## INSTRUCTIONS FOR THE TASK
Output the material beneath this task exactly, images excluded.

## TASK INPUT
#####

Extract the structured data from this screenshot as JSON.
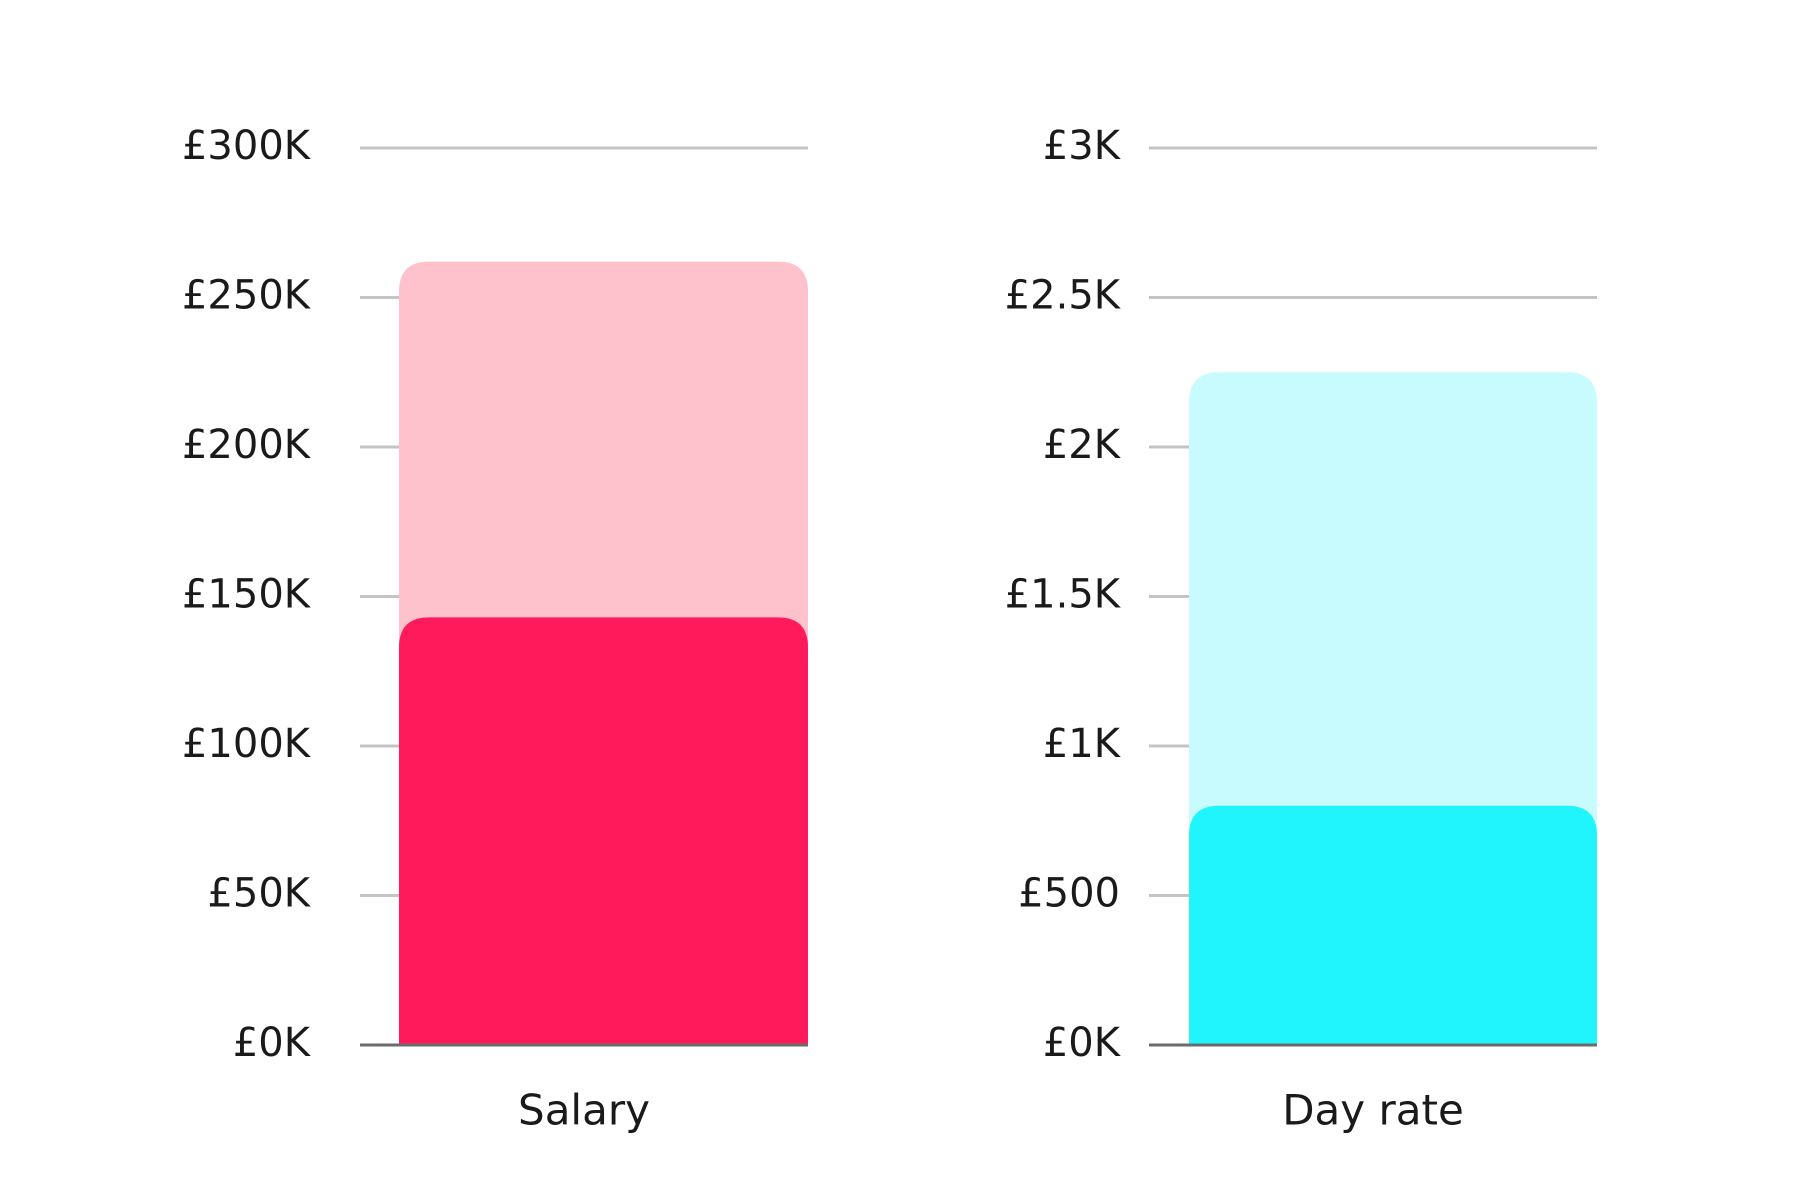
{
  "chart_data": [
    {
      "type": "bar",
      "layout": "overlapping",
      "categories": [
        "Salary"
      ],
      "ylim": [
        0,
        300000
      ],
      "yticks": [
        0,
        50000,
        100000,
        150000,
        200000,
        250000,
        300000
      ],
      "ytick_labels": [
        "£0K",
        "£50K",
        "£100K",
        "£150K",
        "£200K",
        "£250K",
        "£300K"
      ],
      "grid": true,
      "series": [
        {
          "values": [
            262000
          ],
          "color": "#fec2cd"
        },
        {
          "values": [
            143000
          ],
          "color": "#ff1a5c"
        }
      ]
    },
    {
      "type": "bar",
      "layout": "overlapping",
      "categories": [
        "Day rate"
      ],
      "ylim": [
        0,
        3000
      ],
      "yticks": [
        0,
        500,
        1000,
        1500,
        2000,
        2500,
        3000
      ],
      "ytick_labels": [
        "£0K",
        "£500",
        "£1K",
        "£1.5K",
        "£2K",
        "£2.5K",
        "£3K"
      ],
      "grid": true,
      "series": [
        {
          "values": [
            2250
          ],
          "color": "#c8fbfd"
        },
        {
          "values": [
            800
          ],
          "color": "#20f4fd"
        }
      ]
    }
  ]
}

#####

## SOLUTION
Extract the structured data from this screenshot as JSON.
{
  "chart_data": [
    {
      "type": "bar",
      "layout": "overlapping",
      "categories": [
        "Salary"
      ],
      "ylim": [
        0,
        300000
      ],
      "yticks": [
        0,
        50000,
        100000,
        150000,
        200000,
        250000,
        300000
      ],
      "ytick_labels": [
        "£0K",
        "£50K",
        "£100K",
        "£150K",
        "£200K",
        "£250K",
        "£300K"
      ],
      "grid": true,
      "series": [
        {
          "values": [
            262000
          ],
          "color": "#fec2cd"
        },
        {
          "values": [
            143000
          ],
          "color": "#ff1a5c"
        }
      ]
    },
    {
      "type": "bar",
      "layout": "overlapping",
      "categories": [
        "Day rate"
      ],
      "ylim": [
        0,
        3000
      ],
      "yticks": [
        0,
        500,
        1000,
        1500,
        2000,
        2500,
        3000
      ],
      "ytick_labels": [
        "£0K",
        "£500",
        "£1K",
        "£1.5K",
        "£2K",
        "£2.5K",
        "£3K"
      ],
      "grid": true,
      "series": [
        {
          "values": [
            2250
          ],
          "color": "#c8fbfd"
        },
        {
          "values": [
            800
          ],
          "color": "#20f4fd"
        }
      ]
    }
  ]
}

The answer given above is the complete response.